*Working data*

******

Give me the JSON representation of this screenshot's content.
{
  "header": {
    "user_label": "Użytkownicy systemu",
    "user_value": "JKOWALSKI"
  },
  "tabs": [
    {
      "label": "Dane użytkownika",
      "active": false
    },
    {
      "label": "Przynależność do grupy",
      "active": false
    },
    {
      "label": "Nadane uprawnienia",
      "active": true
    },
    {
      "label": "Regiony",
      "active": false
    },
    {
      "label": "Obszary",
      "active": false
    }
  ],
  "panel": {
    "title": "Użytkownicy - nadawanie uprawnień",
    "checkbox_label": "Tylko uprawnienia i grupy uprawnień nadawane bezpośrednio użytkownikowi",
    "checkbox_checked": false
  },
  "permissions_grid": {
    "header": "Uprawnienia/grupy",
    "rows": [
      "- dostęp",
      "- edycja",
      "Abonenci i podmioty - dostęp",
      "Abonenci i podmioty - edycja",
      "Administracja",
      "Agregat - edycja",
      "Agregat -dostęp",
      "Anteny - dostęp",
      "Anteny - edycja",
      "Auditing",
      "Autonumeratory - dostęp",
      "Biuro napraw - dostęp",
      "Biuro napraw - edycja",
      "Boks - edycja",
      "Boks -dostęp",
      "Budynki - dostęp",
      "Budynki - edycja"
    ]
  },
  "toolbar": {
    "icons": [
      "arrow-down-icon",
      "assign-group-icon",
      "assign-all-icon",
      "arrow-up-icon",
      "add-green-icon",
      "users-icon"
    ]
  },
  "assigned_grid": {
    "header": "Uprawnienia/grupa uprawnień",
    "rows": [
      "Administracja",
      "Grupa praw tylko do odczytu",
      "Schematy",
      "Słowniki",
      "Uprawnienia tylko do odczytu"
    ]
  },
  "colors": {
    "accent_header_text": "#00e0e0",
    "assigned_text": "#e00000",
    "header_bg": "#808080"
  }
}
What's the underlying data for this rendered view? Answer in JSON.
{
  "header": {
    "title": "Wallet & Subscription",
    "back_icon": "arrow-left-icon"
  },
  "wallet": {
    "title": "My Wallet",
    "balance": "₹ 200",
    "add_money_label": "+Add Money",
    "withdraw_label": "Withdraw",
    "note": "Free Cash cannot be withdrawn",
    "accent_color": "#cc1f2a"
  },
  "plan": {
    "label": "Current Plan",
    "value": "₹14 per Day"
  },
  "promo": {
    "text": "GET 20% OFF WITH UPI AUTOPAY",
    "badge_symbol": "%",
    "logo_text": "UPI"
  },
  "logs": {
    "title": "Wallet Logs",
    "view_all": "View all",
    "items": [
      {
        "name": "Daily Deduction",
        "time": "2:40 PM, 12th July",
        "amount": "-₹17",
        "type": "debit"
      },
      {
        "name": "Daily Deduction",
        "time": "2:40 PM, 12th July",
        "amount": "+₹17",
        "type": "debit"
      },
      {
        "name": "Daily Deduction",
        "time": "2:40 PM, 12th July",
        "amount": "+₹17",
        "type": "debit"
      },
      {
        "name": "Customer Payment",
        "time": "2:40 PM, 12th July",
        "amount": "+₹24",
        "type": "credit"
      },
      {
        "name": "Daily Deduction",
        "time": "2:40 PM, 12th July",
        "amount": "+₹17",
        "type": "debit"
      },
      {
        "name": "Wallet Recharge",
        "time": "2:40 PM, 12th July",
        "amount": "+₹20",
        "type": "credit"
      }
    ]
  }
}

******

Extract all of the data exactly as written.

Give me the JSON representation of this screenshot's content.
{
  "header": {
    "user_label": "Użytkownicy systemu",
    "user_value": "JKOWALSKI"
  },
  "tabs": [
    {
      "label": "Dane użytkownika",
      "active": false
    },
    {
      "label": "Przynależność do grupy",
      "active": false
    },
    {
      "label": "Nadane uprawnienia",
      "active": true
    },
    {
      "label": "Regiony",
      "active": false
    },
    {
      "label": "Obszary",
      "active": false
    }
  ],
  "panel": {
    "title": "Użytkownicy - nadawanie uprawnień",
    "checkbox_label": "Tylko uprawnienia i grupy uprawnień nadawane bezpośrednio użytkownikowi",
    "checkbox_checked": false
  },
  "permissions_grid": {
    "header": "Uprawnienia/grupy",
    "rows": [
      "- dostęp",
      "- edycja",
      "Abonenci i podmioty - dostęp",
      "Abonenci i podmioty - edycja",
      "Administracja",
      "Agregat - edycja",
      "Agregat -dostęp",
      "Anteny - dostęp",
      "Anteny - edycja",
      "Auditing",
      "Autonumeratory - dostęp",
      "Biuro napraw - dostęp",
      "Biuro napraw - edycja",
      "Boks - edycja",
      "Boks -dostęp",
      "Budynki - dostęp",
      "Budynki - edycja"
    ]
  },
  "toolbar": {
    "icons": [
      "arrow-down-icon",
      "assign-group-icon",
      "assign-all-icon",
      "arrow-up-icon",
      "add-green-icon",
      "users-icon"
    ]
  },
  "assigned_grid": {
    "header": "Uprawnienia/grupa uprawnień",
    "rows": [
      "Administracja",
      "Grupa praw tylko do odczytu",
      "Schematy",
      "Słowniki",
      "Uprawnienia tylko do odczytu"
    ]
  },
  "colors": {
    "accent_header_text": "#00e0e0",
    "assigned_text": "#e00000",
    "header_bg": "#808080"
  }
}
What's the underlying data for this rendered view? Answer in JSON.
{
  "header": {
    "title": "Wallet & Subscription",
    "back_icon": "arrow-left-icon"
  },
  "wallet": {
    "title": "My Wallet",
    "balance": "₹ 200",
    "add_money_label": "+Add Money",
    "withdraw_label": "Withdraw",
    "note": "Free Cash cannot be withdrawn",
    "accent_color": "#cc1f2a"
  },
  "plan": {
    "label": "Current Plan",
    "value": "₹14 per Day"
  },
  "promo": {
    "text": "GET 20% OFF WITH UPI AUTOPAY",
    "badge_symbol": "%",
    "logo_text": "UPI"
  },
  "logs": {
    "title": "Wallet Logs",
    "view_all": "View all",
    "items": [
      {
        "name": "Daily Deduction",
        "time": "2:40 PM, 12th July",
        "amount": "-₹17",
        "type": "debit"
      },
      {
        "name": "Daily Deduction",
        "time": "2:40 PM, 12th July",
        "amount": "+₹17",
        "type": "debit"
      },
      {
        "name": "Daily Deduction",
        "time": "2:40 PM, 12th July",
        "amount": "+₹17",
        "type": "debit"
      },
      {
        "name": "Customer Payment",
        "time": "2:40 PM, 12th July",
        "amount": "+₹24",
        "type": "credit"
      },
      {
        "name": "Daily Deduction",
        "time": "2:40 PM, 12th July",
        "amount": "+₹17",
        "type": "debit"
      },
      {
        "name": "Wallet Recharge",
        "time": "2:40 PM, 12th July",
        "amount": "+₹20",
        "type": "credit"
      }
    ]
  }
}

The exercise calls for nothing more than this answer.